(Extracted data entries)
— start —

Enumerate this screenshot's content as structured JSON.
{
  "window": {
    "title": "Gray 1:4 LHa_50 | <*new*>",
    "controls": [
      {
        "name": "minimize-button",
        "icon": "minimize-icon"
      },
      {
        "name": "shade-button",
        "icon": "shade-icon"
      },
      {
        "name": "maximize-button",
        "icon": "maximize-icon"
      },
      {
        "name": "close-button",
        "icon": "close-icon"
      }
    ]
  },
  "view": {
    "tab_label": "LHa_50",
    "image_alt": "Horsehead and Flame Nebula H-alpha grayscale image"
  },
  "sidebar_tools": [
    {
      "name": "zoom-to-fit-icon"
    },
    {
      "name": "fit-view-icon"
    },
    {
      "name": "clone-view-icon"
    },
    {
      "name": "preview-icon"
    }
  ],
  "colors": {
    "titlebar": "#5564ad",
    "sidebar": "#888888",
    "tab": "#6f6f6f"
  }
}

— end —

• _What is asked_: All of the data must be returned exactly.

• _The response_:
Enumerate this screenshot's content as structured JSON.
{
  "window": {
    "title": "Gray 1:4 LHa_50 | <*new*>",
    "controls": [
      {
        "name": "minimize-button",
        "icon": "minimize-icon"
      },
      {
        "name": "shade-button",
        "icon": "shade-icon"
      },
      {
        "name": "maximize-button",
        "icon": "maximize-icon"
      },
      {
        "name": "close-button",
        "icon": "close-icon"
      }
    ]
  },
  "view": {
    "tab_label": "LHa_50",
    "image_alt": "Horsehead and Flame Nebula H-alpha grayscale image"
  },
  "sidebar_tools": [
    {
      "name": "zoom-to-fit-icon"
    },
    {
      "name": "fit-view-icon"
    },
    {
      "name": "clone-view-icon"
    },
    {
      "name": "preview-icon"
    }
  ],
  "colors": {
    "titlebar": "#5564ad",
    "sidebar": "#888888",
    "tab": "#6f6f6f"
  }
}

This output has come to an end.